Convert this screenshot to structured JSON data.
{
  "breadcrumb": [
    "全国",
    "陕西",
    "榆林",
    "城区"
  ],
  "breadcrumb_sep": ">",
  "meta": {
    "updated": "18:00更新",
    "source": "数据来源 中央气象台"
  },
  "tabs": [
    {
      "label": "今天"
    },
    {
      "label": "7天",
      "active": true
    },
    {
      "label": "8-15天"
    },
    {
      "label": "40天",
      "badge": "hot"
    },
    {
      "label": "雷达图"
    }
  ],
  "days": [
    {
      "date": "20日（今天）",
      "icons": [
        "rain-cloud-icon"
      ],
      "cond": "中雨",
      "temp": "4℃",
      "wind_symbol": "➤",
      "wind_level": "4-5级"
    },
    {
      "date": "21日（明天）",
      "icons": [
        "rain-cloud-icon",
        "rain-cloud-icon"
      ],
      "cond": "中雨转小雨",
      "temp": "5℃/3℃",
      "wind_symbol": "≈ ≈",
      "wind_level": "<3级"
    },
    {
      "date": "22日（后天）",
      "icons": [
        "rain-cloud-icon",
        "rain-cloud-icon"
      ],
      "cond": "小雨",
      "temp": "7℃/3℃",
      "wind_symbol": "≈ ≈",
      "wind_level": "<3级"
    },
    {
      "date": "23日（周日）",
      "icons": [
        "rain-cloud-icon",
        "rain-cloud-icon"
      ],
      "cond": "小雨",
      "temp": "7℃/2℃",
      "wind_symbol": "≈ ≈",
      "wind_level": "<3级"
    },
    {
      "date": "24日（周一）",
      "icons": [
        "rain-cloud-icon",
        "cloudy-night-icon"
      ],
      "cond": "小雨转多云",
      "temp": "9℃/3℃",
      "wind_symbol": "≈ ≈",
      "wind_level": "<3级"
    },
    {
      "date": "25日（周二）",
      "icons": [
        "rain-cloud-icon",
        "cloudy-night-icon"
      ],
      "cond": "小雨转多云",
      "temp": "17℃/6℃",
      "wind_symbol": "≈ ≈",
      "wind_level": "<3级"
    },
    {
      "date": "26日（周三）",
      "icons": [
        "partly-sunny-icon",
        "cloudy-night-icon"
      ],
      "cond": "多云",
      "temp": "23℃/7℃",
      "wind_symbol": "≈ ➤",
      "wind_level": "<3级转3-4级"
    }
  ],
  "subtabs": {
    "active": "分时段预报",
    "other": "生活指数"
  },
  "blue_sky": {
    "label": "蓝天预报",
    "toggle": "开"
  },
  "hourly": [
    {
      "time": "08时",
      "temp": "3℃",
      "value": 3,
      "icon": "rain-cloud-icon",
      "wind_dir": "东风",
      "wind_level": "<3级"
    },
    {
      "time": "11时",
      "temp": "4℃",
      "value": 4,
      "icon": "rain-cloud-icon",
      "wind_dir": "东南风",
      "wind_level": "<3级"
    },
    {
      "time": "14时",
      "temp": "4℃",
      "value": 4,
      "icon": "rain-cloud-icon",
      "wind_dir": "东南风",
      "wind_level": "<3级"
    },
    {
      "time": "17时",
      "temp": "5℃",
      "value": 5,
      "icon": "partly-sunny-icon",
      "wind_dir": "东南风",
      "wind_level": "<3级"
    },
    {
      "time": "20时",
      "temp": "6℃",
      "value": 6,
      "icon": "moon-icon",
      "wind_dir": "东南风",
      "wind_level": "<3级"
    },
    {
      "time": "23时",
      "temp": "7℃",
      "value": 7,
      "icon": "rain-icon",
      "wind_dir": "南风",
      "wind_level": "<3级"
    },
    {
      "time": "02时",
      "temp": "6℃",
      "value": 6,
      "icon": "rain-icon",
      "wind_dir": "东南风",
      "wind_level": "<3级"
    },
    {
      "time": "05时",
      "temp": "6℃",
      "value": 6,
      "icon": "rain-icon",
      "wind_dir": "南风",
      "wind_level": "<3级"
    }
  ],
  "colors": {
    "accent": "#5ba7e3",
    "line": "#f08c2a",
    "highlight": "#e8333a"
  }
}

## Task
Show all lines above holding "label".

## Expected answer
      "label": "今天"
      "label": "7天",
      "label": "8-15天"
      "label": "40天",
      "label": "雷达图"
    "label": "蓝天预报",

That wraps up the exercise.